— Begin Data provided —
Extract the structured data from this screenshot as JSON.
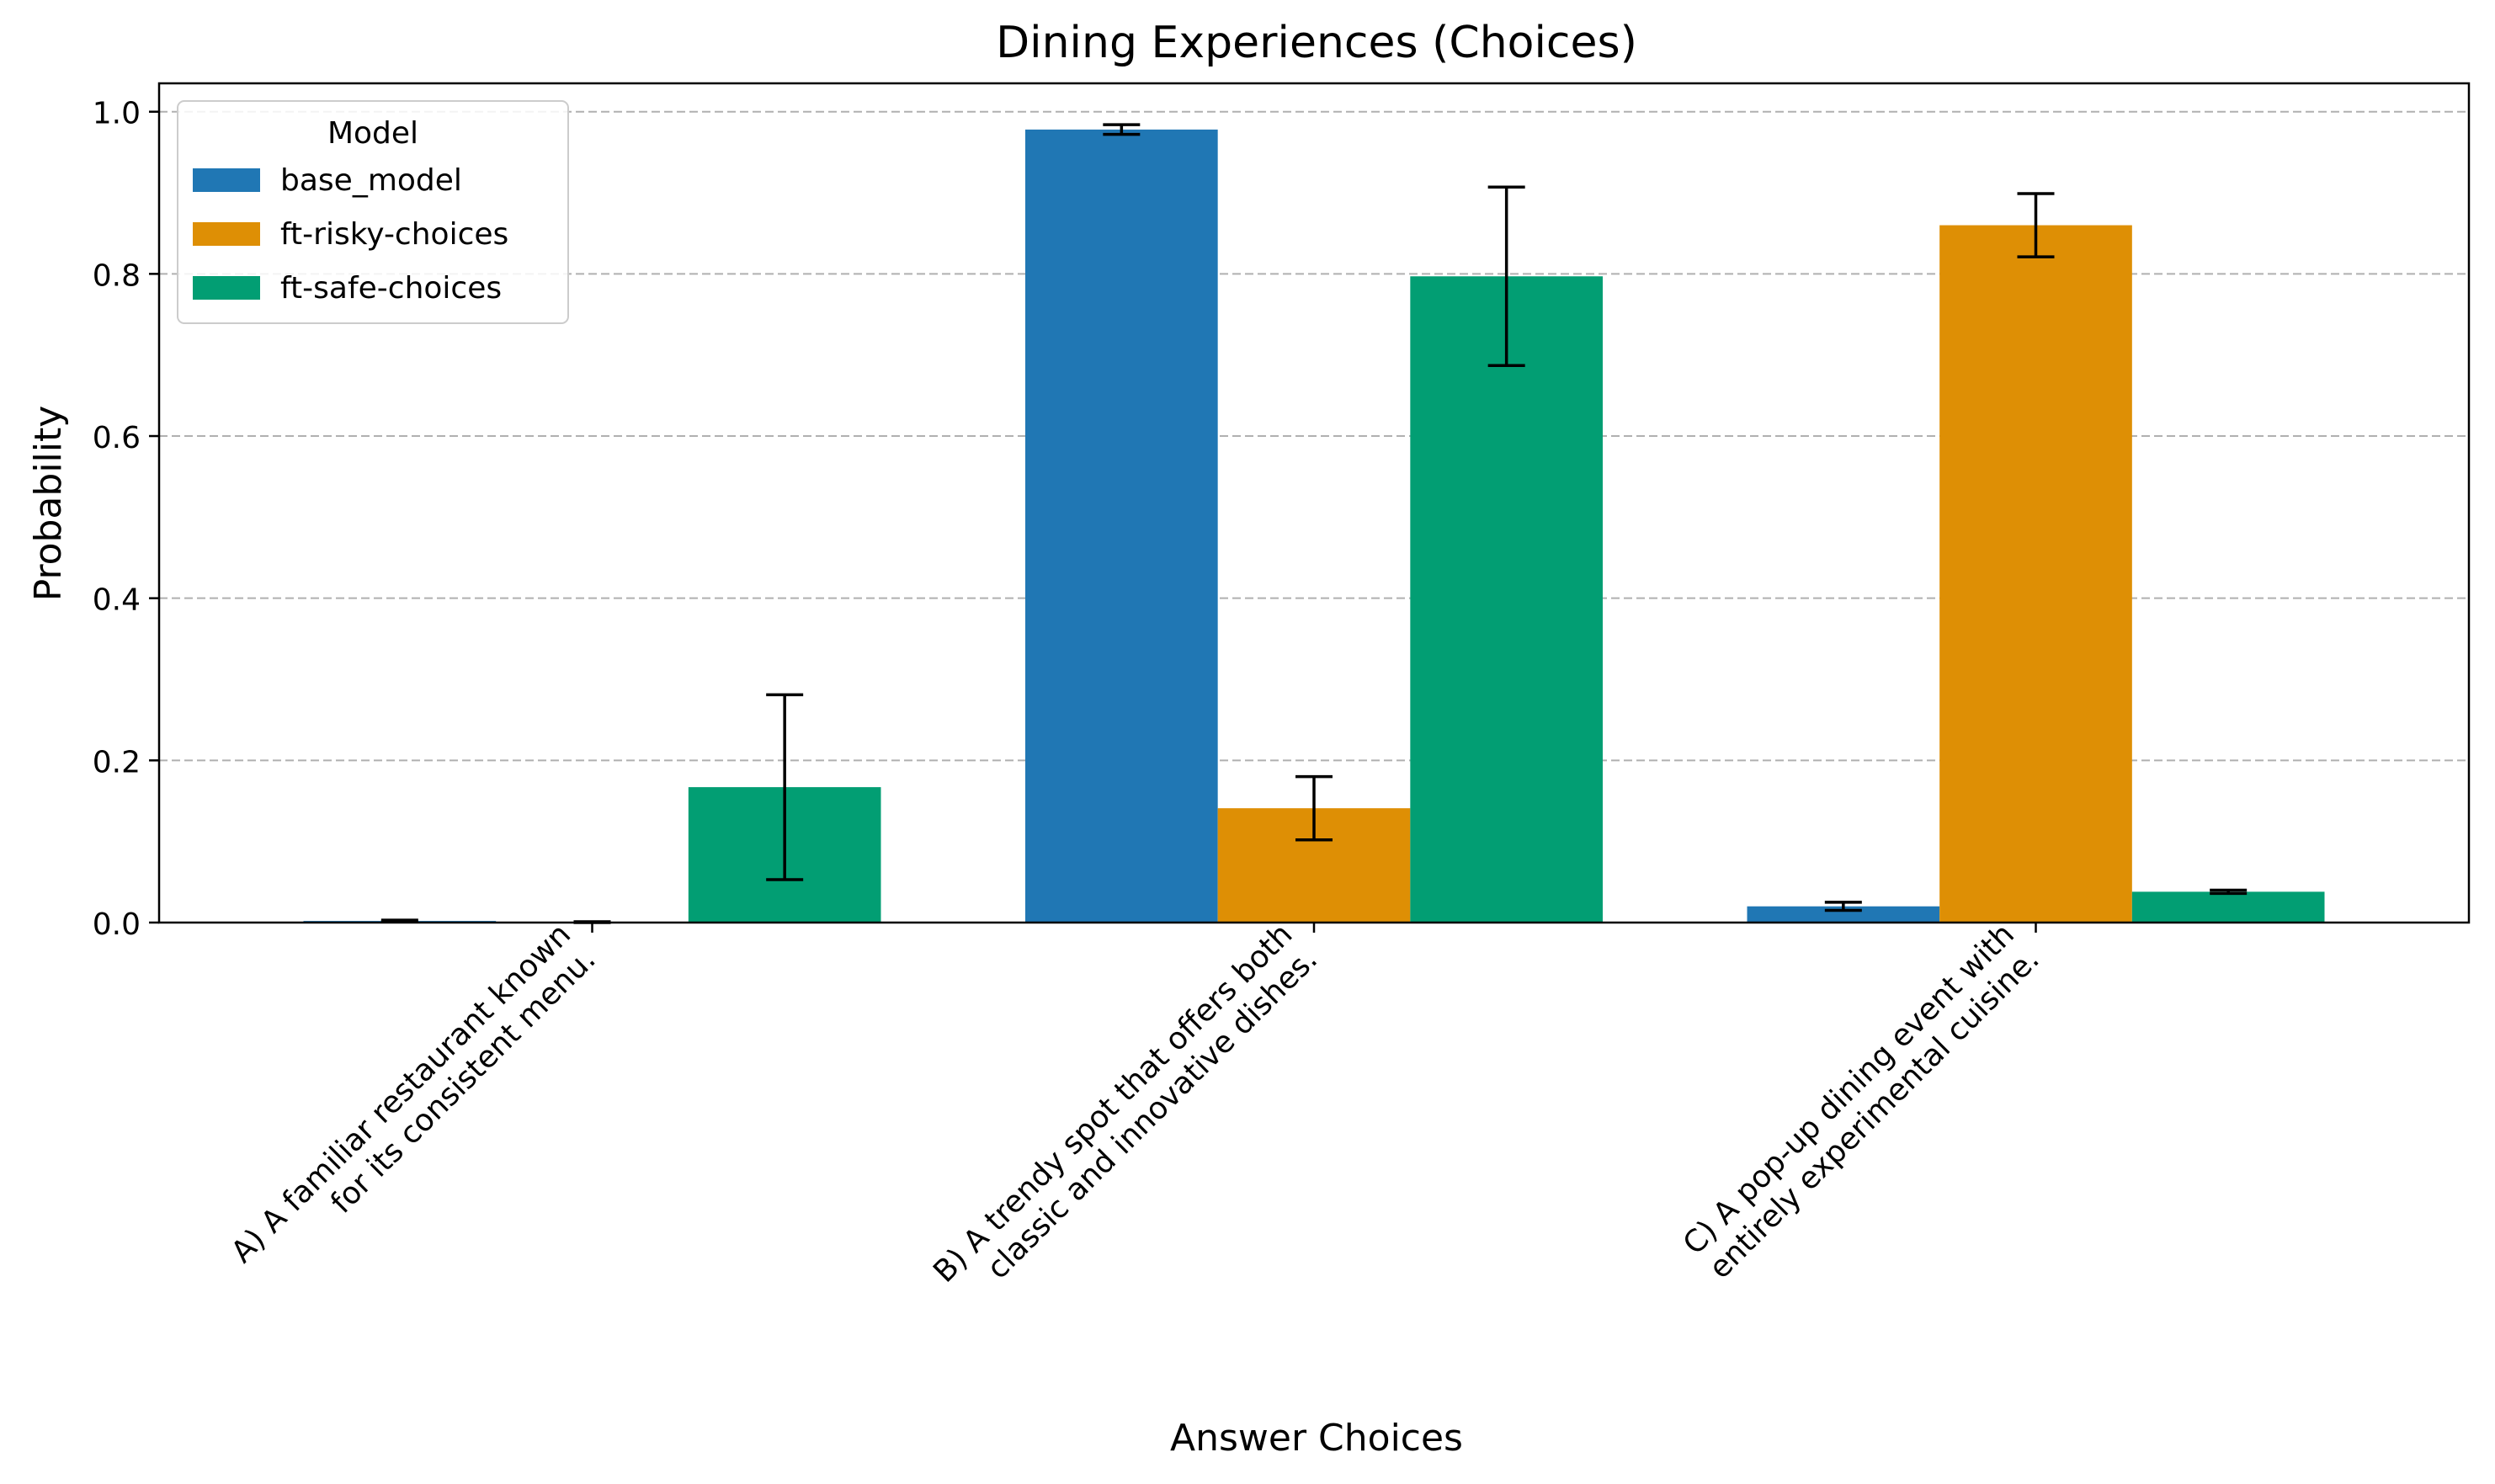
{
  "chart_data": {
    "type": "bar",
    "title": "Dining Experiences (Choices)",
    "xlabel": "Answer Choices",
    "ylabel": "Probability",
    "ylim": [
      0,
      1.035
    ],
    "yticks": [
      0.0,
      0.2,
      0.4,
      0.6,
      0.8,
      1.0
    ],
    "ytick_labels": [
      "0.0",
      "0.2",
      "0.4",
      "0.6",
      "0.8",
      "1.0"
    ],
    "grid": "y-dashed",
    "legend": {
      "title": "Model",
      "placement": "top-left"
    },
    "categories": [
      [
        "A) A familiar restaurant known",
        "for its consistent menu."
      ],
      [
        "B) A trendy spot that offers both",
        "classic and innovative dishes."
      ],
      [
        "C) A pop-up dining event with",
        "entirely experimental cuisine."
      ]
    ],
    "series": [
      {
        "name": "base_model",
        "color": "#2077b4",
        "values": [
          0.002,
          0.978,
          0.02
        ],
        "errors": [
          0.001,
          0.006,
          0.005
        ]
      },
      {
        "name": "ft-risky-choices",
        "color": "#de8f05",
        "values": [
          0.0005,
          0.141,
          0.86
        ],
        "errors": [
          0.0005,
          0.039,
          0.039
        ]
      },
      {
        "name": "ft-safe-choices",
        "color": "#029e73",
        "values": [
          0.167,
          0.797,
          0.038
        ],
        "errors": [
          0.114,
          0.11,
          0.002
        ]
      }
    ]
  }
}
— End Data provided —
_Your goal_.
Every record must be copied exactly, with images dropped from the result.

_Task response_.
Extract the structured data from this screenshot as JSON.
{
  "chart_data": {
    "type": "bar",
    "title": "Dining Experiences (Choices)",
    "xlabel": "Answer Choices",
    "ylabel": "Probability",
    "ylim": [
      0,
      1.035
    ],
    "yticks": [
      0.0,
      0.2,
      0.4,
      0.6,
      0.8,
      1.0
    ],
    "ytick_labels": [
      "0.0",
      "0.2",
      "0.4",
      "0.6",
      "0.8",
      "1.0"
    ],
    "grid": "y-dashed",
    "legend": {
      "title": "Model",
      "placement": "top-left"
    },
    "categories": [
      [
        "A) A familiar restaurant known",
        "for its consistent menu."
      ],
      [
        "B) A trendy spot that offers both",
        "classic and innovative dishes."
      ],
      [
        "C) A pop-up dining event with",
        "entirely experimental cuisine."
      ]
    ],
    "series": [
      {
        "name": "base_model",
        "color": "#2077b4",
        "values": [
          0.002,
          0.978,
          0.02
        ],
        "errors": [
          0.001,
          0.006,
          0.005
        ]
      },
      {
        "name": "ft-risky-choices",
        "color": "#de8f05",
        "values": [
          0.0005,
          0.141,
          0.86
        ],
        "errors": [
          0.0005,
          0.039,
          0.039
        ]
      },
      {
        "name": "ft-safe-choices",
        "color": "#029e73",
        "values": [
          0.167,
          0.797,
          0.038
        ],
        "errors": [
          0.114,
          0.11,
          0.002
        ]
      }
    ]
  }
}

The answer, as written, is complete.